> **Task objective**
Repeat, exactly and completely, the material that follows. Omit the pictures.

Dataset excerpt
# # # # # # #

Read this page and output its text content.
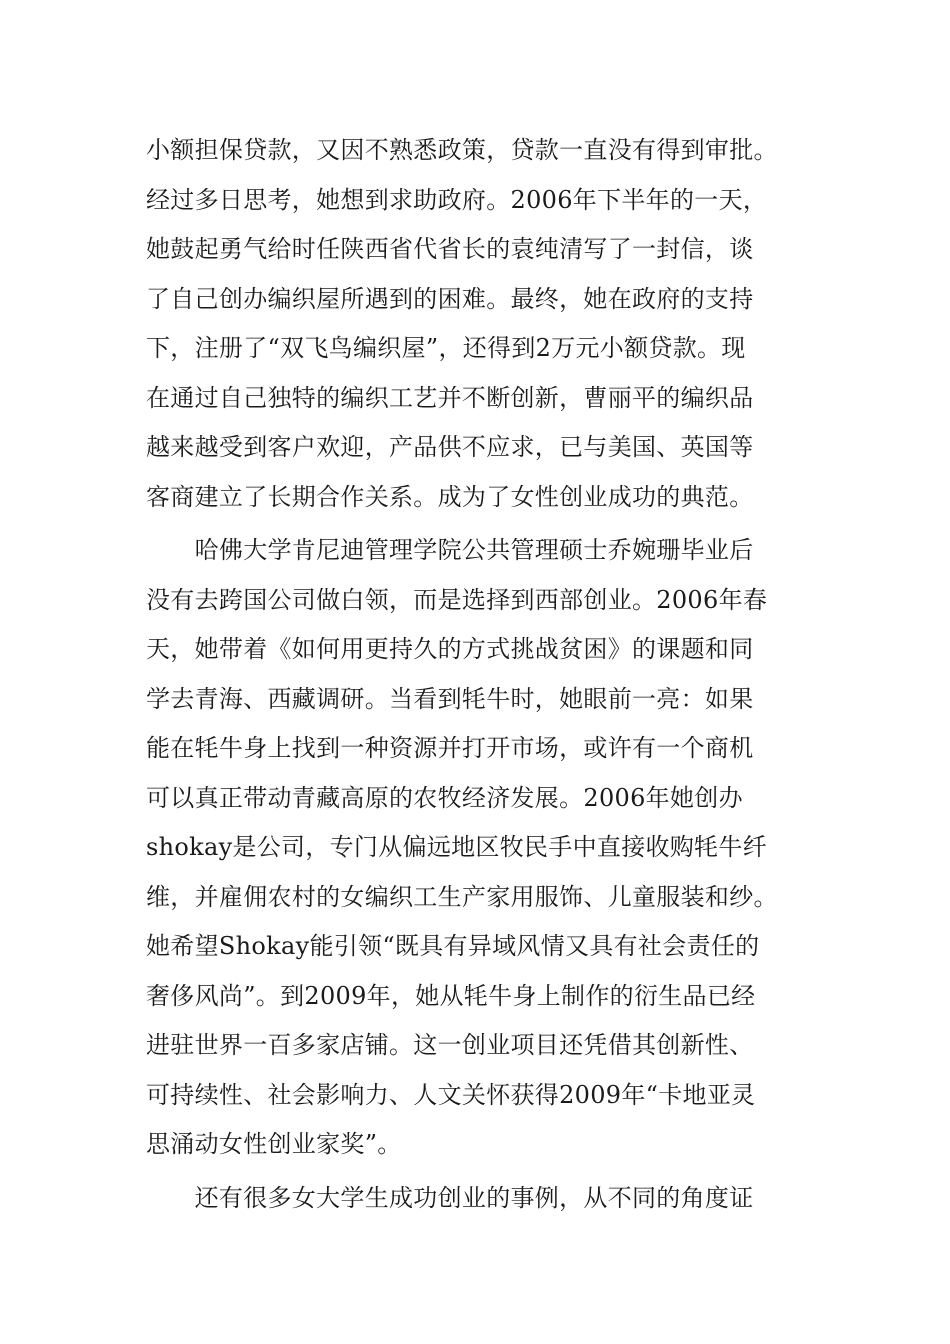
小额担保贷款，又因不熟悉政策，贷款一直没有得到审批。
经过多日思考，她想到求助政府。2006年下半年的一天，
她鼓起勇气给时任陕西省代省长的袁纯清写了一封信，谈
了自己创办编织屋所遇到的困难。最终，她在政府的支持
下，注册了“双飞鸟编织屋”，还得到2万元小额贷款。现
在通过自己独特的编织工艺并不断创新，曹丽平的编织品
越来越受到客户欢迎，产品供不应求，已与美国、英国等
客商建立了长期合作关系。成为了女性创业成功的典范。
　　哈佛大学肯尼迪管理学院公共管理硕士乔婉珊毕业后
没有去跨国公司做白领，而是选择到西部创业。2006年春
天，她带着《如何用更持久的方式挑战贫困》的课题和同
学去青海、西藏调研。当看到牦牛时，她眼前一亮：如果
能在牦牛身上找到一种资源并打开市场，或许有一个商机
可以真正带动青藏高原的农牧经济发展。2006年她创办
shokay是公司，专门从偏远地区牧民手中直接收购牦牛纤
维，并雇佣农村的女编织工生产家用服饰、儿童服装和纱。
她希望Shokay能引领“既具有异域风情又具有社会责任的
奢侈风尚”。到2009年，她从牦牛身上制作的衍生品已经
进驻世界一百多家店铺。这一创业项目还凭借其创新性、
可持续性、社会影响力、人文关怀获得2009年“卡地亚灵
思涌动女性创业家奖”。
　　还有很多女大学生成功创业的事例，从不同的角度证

# # # # # # #

> **Answer for this exercise**
Read this page and output its text content.
小额担保贷款，又因不熟悉政策，贷款一直没有得到审批。
经过多日思考，她想到求助政府。2006年下半年的一天，
她鼓起勇气给时任陕西省代省长的袁纯清写了一封信，谈
了自己创办编织屋所遇到的困难。最终，她在政府的支持
下，注册了“双飞鸟编织屋”，还得到2万元小额贷款。现
在通过自己独特的编织工艺并不断创新，曹丽平的编织品
越来越受到客户欢迎，产品供不应求，已与美国、英国等
客商建立了长期合作关系。成为了女性创业成功的典范。
　　哈佛大学肯尼迪管理学院公共管理硕士乔婉珊毕业后
没有去跨国公司做白领，而是选择到西部创业。2006年春
天，她带着《如何用更持久的方式挑战贫困》的课题和同
学去青海、西藏调研。当看到牦牛时，她眼前一亮：如果
能在牦牛身上找到一种资源并打开市场，或许有一个商机
可以真正带动青藏高原的农牧经济发展。2006年她创办
shokay是公司，专门从偏远地区牧民手中直接收购牦牛纤
维，并雇佣农村的女编织工生产家用服饰、儿童服装和纱。
她希望Shokay能引领“既具有异域风情又具有社会责任的
奢侈风尚”。到2009年，她从牦牛身上制作的衍生品已经
进驻世界一百多家店铺。这一创业项目还凭借其创新性、
可持续性、社会影响力、人文关怀获得2009年“卡地亚灵
思涌动女性创业家奖”。
　　还有很多女大学生成功创业的事例，从不同的角度证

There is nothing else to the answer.